Problem: Copy out every line containing the word "медиа".
__________
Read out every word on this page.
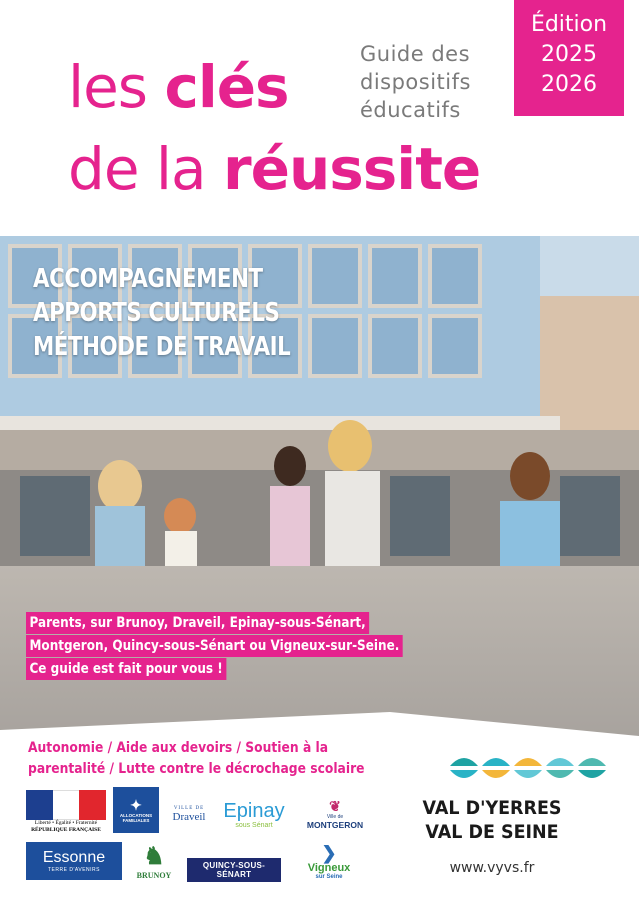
les clés
de la réussite
Guide des
dispositifs
éducatifs
Édition
2025
2026
ACCOMPAGNEMENT
APPORTS CULTURELS
MÉTHODE DE TRAVAIL
Parents, sur Brunoy, Draveil, Epinay-sous-Sénart,
Montgeron, Quincy-sous-Sénart ou Vigneux-sur-Seine.
Ce guide est fait pour vous !
Autonomie / Aide aux devoirs / Soutien à la
parentalité / Lutte contre le décrochage scolaire
Liberté • Égalité • Fraternité
RÉPUBLIQUE FRANÇAISE
✦
ALLOCATIONS
FAMILIALES
VILLE DE
Draveil Epinay
sous Sénart
❦
Ville de
MONTGERON
Essonne
TERRE D'AVENIRS
♞
BRUNOY
QUINCY-SOUS-SÉNART
❯
Vigneux
sur Seine
VAL D'YERRES
VAL DE SEINE
www.vyvs.fr
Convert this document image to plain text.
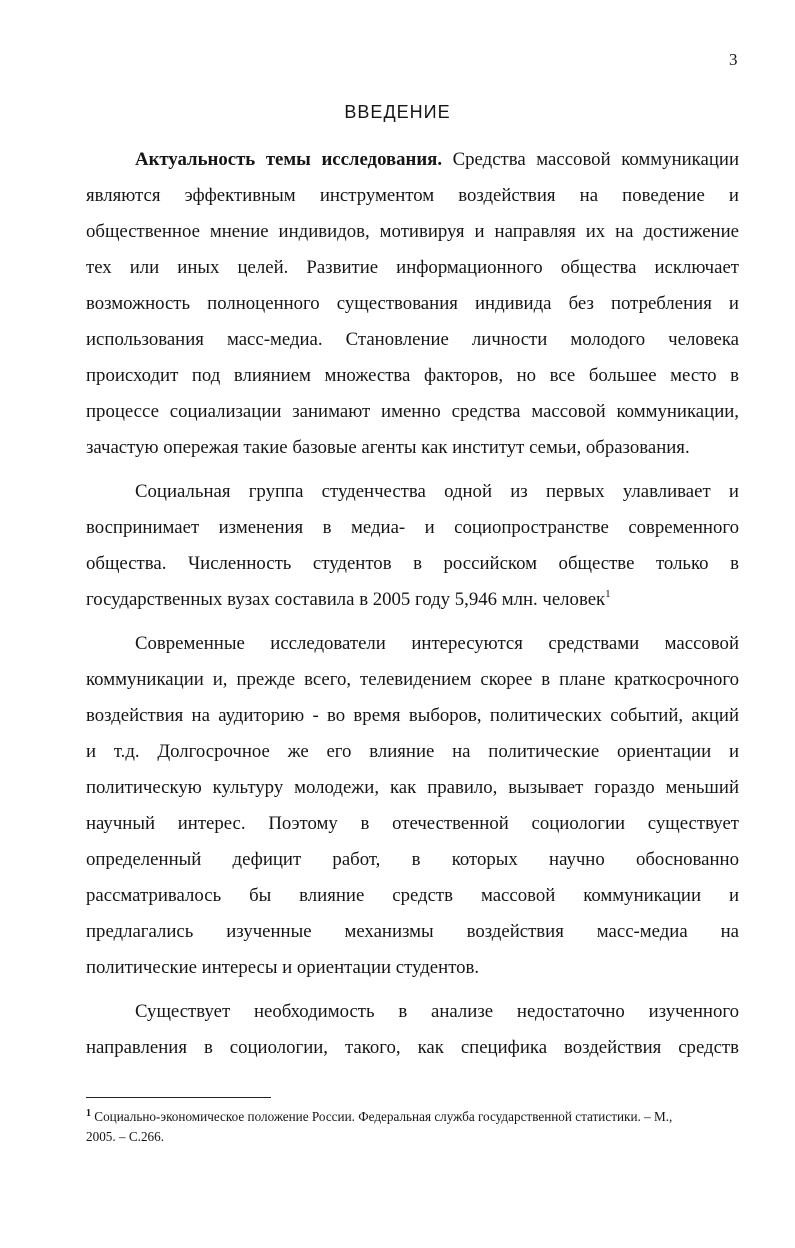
3
ВВЕДЕНИЕ
Актуальность темы исследования. Средства массовой коммуникации
являются эффективным инструментом воздействия на поведение и
общественное мнение индивидов, мотивируя и направляя их на достижение
тех или иных целей. Развитие информационного общества исключает
возможность полноценного существования индивида без потребления и
использования масс-медиа. Становление личности молодого человека
происходит под влиянием множества факторов, но все большее место в
процессе социализации занимают именно средства массовой коммуникации,
зачастую опережая такие базовые агенты как институт семьи, образования.
Социальная группа студенчества одной из первых улавливает и
воспринимает изменения в медиа- и социопространстве современного
общества. Численность студентов в российском обществе только в
государственных вузах составила в 2005 году 5,946 млн. человек$^1$
Современные исследователи интересуются средствами массовой
коммуникации и, прежде всего, телевидением скорее в плане краткосрочного
воздействия на аудиторию - во время выборов, политических событий, акций
и т.д. Долгосрочное же его влияние на политические ориентации и
политическую культуру молодежи, как правило, вызывает гораздо меньший
научный интерес. Поэтому в отечественной социологии существует
определенный дефицит работ, в которых научно обоснованно
рассматривалось бы влияние средств массовой коммуникации и
предлагались изученные механизмы воздействия масс-медиа на
политические интересы и ориентации студентов.
Существует необходимость в анализе недостаточно изученного
направления в социологии, такого, как специфика воздействия средств
$^1$ Социально-экономическое положение России. Федеральная служба государственной статистики. – М.,
2005. – С.266.
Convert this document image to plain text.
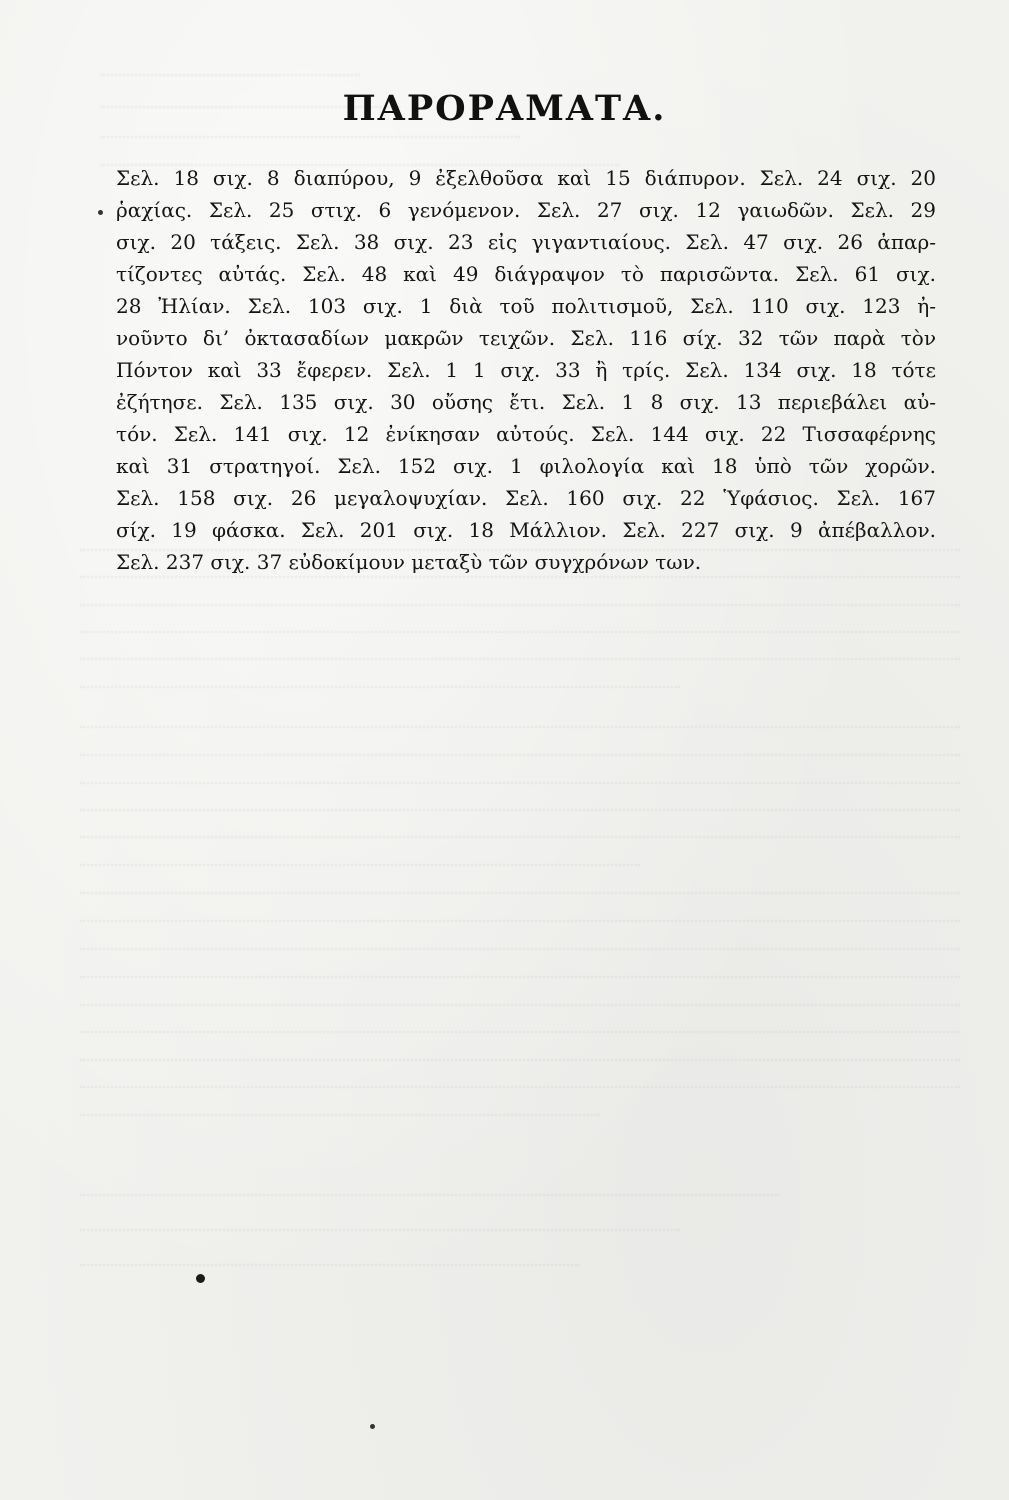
ΠΑΡΟΡΑΜΑΤΑ.
Σελ. 18 σιχ. 8 διαπύρου, 9 ἐξελθοῦσα καὶ 15 διάπυρον. Σελ. 24 σιχ. 20
ῥαχίας. Σελ. 25 στιχ. 6 γενόμενον. Σελ. 27 σιχ. 12 γαιωδῶν. Σελ. 29
σιχ. 20 τάξεις. Σελ. 38 σιχ. 23 εἰς γιγαντιαίους. Σελ. 47 σιχ. 26 ἀπαρ-
τίζοντες αὐτάς. Σελ. 48 καὶ 49 διάγραψον τὸ παρισῶντα. Σελ. 61 σιχ.
28 Ἠλίαν. Σελ. 103 σιχ. 1 διὰ τοῦ πολιτισμοῦ, Σελ. 110 σιχ. 123 ἠ-
νοῦντο δι’ ὀκτασαδίων μακρῶν τειχῶν. Σελ. 116 σίχ. 32 τῶν παρὰ τὸν
Πόντον καὶ 33 ἔφερεν. Σελ. 1 1 σιχ. 33 ἢ τρίς. Σελ. 134 σιχ. 18 τότε
ἐζήτησε. Σελ. 135 σιχ. 30 οὔσης ἔτι. Σελ. 1 8 σιχ. 13 περιεβάλει αὐ-
τόν. Σελ. 141 σιχ. 12 ἐνίκησαν αὐτούς. Σελ. 144 σιχ. 22 Τισσαφέρνης
καὶ 31 στρατηγοί. Σελ. 152 σιχ. 1 φιλολογία καὶ 18 ὑπὸ τῶν χορῶν.
Σελ. 158 σιχ. 26 μεγαλοψυχίαν. Σελ. 160 σιχ. 22 Ὑφάσιος. Σελ. 167
σίχ. 19 φάσκα. Σελ. 201 σιχ. 18 Μάλλιον. Σελ. 227 σιχ. 9 ἀπέβαλλον.
Σελ. 237 σιχ. 37 εὐδοκίμουν μεταξὺ τῶν συγχρόνων των.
__________
Answer to this task:
использования масс-медиа. Становление личности молодого человека
воспринимает изменения в медиа- и социопространстве современного
предлагались изученные механизмы воздействия масс-медиа на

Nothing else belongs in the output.